BRIEF
Find every line below that contains the word "December" and copy it out.
#### PROVIDED INFORMATION ####
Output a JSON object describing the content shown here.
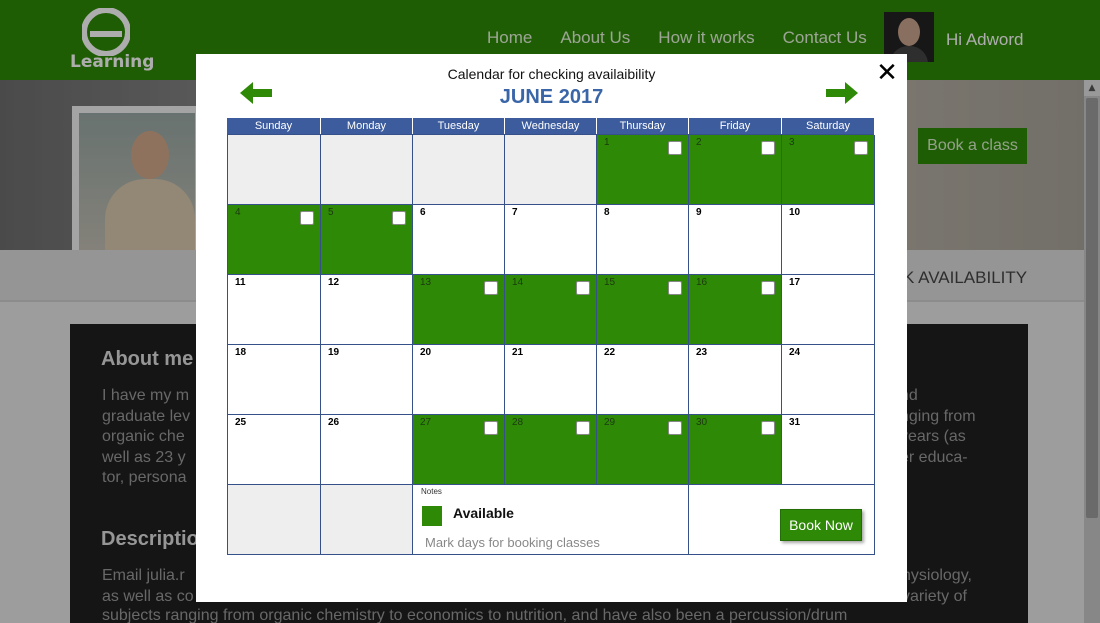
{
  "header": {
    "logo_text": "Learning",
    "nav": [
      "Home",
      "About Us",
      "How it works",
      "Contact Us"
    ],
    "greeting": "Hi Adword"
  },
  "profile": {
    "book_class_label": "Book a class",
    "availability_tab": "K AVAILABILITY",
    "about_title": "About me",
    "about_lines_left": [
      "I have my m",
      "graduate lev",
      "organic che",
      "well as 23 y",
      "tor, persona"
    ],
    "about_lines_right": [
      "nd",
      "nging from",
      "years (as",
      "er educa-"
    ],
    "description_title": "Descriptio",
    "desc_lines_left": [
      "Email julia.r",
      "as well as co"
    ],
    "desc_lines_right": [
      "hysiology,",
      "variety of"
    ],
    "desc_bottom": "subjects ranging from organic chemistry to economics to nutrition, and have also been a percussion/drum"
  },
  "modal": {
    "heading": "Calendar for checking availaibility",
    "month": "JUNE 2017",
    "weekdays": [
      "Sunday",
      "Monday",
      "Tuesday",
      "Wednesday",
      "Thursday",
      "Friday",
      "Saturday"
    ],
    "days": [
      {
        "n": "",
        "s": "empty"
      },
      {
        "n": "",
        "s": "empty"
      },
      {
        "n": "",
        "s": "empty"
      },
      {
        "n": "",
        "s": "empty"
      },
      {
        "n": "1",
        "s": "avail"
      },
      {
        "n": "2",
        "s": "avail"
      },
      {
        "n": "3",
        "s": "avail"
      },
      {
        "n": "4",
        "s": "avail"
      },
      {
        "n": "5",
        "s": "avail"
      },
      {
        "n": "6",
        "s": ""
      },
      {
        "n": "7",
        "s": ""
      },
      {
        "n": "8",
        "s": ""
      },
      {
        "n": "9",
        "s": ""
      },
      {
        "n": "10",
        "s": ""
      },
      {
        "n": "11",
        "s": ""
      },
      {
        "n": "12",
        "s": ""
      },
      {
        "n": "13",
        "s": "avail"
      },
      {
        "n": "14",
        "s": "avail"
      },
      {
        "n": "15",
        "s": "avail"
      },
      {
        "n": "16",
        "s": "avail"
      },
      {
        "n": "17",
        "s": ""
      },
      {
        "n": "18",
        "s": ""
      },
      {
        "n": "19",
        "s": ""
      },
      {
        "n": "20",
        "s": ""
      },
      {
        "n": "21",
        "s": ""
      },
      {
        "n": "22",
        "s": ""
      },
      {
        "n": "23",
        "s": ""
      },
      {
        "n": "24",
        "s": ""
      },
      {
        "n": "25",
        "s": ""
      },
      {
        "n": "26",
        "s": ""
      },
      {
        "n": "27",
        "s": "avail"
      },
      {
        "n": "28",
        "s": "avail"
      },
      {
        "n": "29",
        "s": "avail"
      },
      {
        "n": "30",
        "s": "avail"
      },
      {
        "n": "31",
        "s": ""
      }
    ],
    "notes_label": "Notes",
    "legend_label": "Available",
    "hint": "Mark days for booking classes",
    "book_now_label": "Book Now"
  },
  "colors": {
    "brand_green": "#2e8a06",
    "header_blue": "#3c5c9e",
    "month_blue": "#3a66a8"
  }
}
####
#### PROVIDED INFORMATION ####
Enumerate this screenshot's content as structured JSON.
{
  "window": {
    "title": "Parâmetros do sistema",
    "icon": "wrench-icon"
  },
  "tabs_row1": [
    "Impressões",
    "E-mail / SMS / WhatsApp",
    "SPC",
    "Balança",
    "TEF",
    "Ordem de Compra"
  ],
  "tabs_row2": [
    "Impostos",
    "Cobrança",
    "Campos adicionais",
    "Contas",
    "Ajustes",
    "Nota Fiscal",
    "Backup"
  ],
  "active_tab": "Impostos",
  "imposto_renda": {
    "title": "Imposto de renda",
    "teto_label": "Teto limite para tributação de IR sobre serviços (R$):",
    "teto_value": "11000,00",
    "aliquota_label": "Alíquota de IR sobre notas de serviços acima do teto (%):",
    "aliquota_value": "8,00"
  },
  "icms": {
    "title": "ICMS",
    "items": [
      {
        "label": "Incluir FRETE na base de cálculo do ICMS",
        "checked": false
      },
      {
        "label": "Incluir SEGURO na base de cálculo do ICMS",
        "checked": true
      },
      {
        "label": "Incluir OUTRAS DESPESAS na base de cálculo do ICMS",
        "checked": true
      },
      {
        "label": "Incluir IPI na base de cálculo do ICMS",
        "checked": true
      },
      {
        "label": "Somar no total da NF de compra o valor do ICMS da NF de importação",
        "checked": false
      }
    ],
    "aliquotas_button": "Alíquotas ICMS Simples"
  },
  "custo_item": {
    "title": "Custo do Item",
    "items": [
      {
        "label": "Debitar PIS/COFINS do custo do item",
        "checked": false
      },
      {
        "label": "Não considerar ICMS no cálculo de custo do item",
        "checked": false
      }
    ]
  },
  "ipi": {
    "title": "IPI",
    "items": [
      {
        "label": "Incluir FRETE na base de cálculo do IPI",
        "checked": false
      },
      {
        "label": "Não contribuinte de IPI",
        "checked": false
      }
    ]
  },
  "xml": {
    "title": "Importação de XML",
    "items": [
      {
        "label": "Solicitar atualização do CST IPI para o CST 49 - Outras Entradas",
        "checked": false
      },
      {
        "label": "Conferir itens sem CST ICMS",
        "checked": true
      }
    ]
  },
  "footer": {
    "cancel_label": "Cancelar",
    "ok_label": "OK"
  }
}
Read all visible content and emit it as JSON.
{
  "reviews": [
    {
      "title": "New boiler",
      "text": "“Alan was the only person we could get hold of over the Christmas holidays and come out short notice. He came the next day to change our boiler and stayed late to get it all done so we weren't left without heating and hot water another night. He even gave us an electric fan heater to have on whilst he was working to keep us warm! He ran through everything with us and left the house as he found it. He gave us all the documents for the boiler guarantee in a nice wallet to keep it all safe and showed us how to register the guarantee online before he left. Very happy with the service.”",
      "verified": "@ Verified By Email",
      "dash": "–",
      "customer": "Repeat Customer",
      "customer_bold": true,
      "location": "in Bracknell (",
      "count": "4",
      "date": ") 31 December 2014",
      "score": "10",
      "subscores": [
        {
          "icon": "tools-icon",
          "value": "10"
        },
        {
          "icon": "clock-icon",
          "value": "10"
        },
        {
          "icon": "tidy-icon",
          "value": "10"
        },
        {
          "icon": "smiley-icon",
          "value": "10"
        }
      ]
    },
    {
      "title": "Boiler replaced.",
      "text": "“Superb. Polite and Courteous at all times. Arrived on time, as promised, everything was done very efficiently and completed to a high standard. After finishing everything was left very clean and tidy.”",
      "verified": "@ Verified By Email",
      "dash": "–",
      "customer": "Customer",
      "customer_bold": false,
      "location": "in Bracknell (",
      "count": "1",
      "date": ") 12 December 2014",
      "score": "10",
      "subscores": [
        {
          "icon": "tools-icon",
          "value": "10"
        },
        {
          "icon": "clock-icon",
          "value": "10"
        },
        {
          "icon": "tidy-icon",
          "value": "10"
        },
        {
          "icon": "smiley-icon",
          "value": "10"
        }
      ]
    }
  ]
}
####
RESPONSE TO THE EXERCISE
      "date": ") 31 December 2014",
      "date": ") 12 December 2014",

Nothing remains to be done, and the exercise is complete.